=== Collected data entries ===

○ ○ ○ ○

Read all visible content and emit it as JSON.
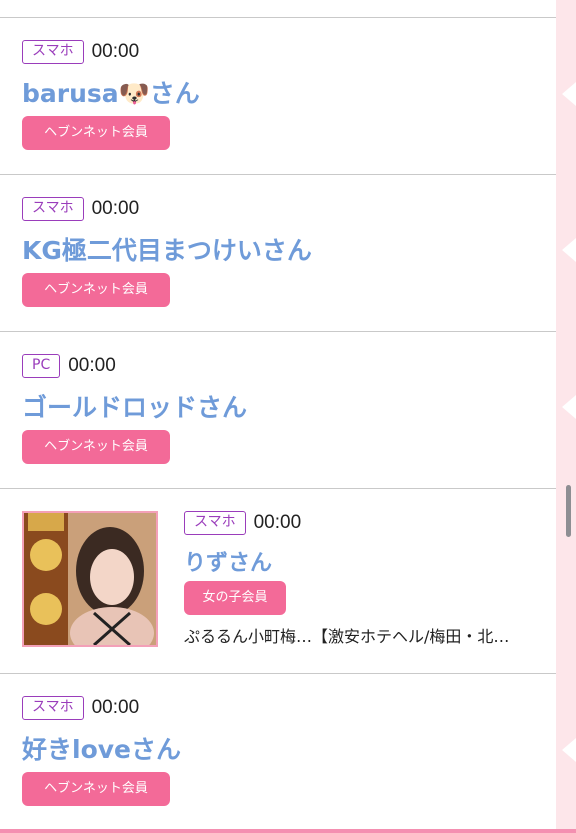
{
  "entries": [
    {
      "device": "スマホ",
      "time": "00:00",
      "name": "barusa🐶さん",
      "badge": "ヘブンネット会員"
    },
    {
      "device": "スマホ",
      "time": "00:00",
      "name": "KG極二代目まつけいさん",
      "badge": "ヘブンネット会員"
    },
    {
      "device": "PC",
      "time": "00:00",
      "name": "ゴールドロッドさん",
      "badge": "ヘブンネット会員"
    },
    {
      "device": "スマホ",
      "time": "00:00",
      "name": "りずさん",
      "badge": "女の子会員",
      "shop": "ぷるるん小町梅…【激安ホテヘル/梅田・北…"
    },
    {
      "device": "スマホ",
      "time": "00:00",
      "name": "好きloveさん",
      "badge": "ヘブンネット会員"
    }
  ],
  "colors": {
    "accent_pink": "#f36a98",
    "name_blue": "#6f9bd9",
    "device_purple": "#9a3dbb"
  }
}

○ ○ ○ ○

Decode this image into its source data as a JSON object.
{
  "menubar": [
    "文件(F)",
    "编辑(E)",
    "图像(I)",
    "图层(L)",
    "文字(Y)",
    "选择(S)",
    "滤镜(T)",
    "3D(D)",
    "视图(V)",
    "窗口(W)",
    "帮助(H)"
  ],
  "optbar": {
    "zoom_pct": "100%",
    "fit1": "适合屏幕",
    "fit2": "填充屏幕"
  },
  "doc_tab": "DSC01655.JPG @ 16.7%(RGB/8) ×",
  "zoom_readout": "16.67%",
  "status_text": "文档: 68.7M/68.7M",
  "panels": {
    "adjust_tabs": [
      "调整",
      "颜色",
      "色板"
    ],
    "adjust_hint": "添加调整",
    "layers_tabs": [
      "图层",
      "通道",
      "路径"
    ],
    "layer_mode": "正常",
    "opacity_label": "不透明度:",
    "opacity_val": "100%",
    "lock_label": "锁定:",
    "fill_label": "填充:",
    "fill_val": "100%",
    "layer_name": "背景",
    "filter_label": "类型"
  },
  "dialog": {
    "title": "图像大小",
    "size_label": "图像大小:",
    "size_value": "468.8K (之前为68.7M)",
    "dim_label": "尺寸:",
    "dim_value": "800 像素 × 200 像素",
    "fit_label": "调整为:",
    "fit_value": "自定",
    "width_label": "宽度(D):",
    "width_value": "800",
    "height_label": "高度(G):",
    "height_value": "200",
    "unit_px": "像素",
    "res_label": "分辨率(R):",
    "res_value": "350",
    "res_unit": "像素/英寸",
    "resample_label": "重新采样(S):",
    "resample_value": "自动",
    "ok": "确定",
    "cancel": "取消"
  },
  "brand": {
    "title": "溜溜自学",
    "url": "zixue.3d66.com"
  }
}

○ ○ ○ ○

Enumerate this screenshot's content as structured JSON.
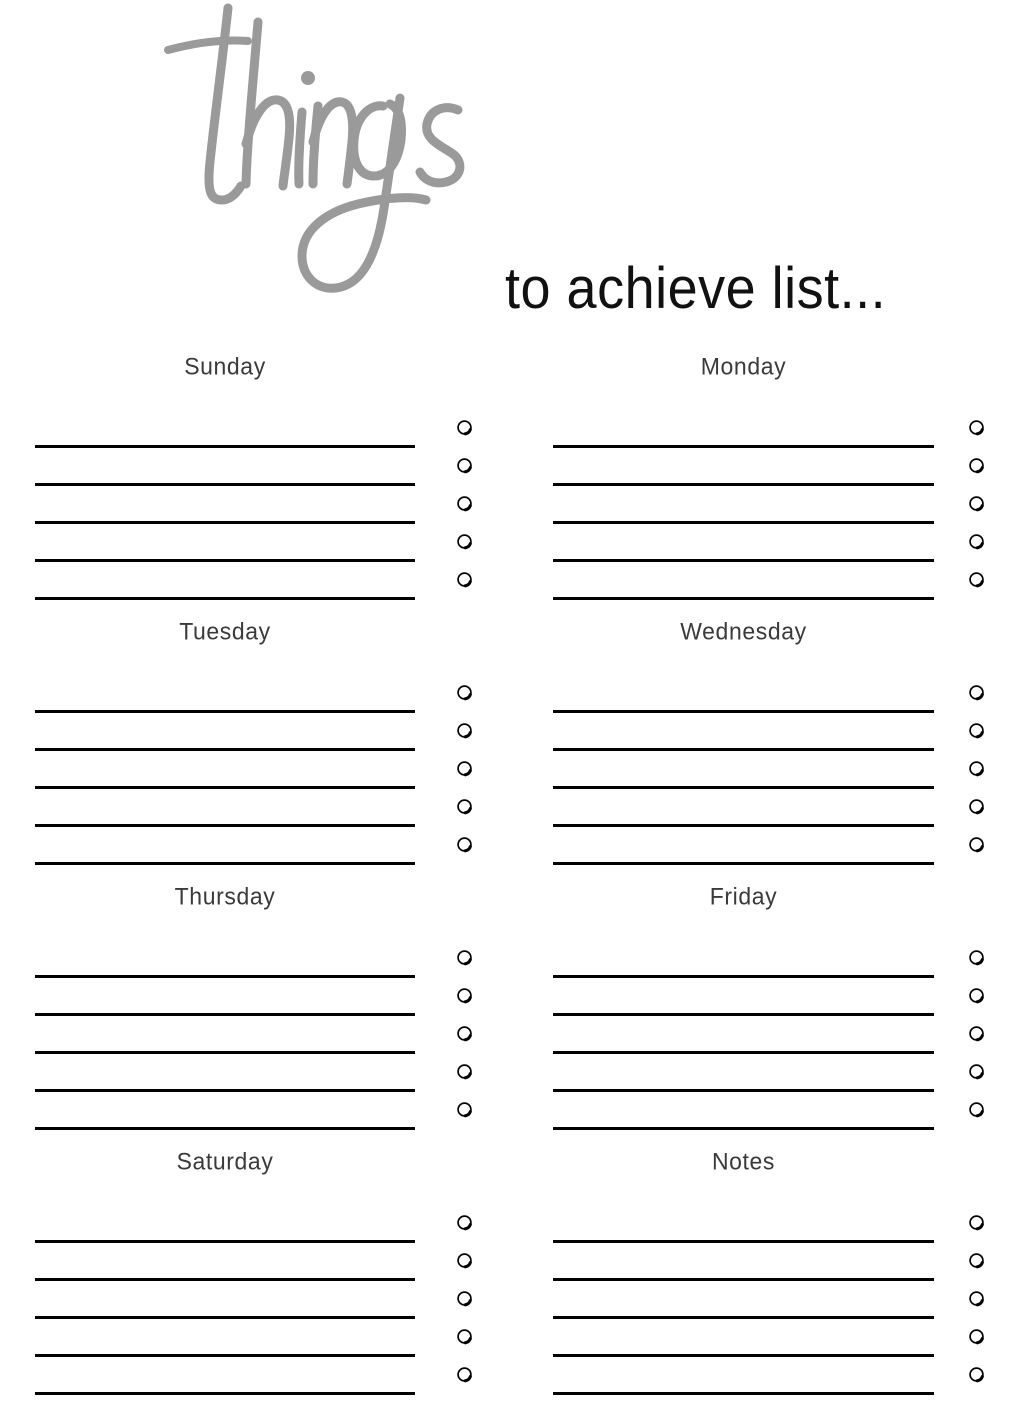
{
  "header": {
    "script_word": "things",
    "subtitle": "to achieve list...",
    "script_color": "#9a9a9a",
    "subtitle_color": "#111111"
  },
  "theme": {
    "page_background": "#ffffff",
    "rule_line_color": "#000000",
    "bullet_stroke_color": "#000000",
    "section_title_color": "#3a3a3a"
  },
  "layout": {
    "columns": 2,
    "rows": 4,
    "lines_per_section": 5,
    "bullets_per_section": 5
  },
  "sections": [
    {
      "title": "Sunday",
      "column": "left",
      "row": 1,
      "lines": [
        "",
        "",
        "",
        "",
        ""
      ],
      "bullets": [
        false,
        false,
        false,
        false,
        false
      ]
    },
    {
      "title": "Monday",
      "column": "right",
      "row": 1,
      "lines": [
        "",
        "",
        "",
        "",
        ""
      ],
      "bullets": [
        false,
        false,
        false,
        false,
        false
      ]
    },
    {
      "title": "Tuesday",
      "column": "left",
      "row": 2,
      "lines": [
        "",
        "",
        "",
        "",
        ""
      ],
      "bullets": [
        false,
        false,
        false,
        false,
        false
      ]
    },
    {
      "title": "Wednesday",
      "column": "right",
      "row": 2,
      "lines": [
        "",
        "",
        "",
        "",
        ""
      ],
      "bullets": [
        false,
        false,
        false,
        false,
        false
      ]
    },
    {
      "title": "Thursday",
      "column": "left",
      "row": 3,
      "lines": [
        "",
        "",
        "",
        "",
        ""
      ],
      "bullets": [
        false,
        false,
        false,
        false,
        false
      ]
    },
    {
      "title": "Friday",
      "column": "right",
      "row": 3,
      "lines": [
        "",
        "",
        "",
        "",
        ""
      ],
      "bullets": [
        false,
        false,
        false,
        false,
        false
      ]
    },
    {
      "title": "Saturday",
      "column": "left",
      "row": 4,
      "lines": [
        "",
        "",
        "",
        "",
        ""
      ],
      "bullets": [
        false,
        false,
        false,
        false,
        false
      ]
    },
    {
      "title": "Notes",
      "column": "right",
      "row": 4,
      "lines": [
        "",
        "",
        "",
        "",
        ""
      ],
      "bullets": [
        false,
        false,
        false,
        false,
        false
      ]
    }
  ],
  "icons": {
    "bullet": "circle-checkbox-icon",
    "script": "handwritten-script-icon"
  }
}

○ ○ ○ ○

=== What is required ===
Where a line holds "this", copy that line.

=== Output ===
Decode this image into its source data as a JSON object.
Enumerate this screenshot's content as structured JSON.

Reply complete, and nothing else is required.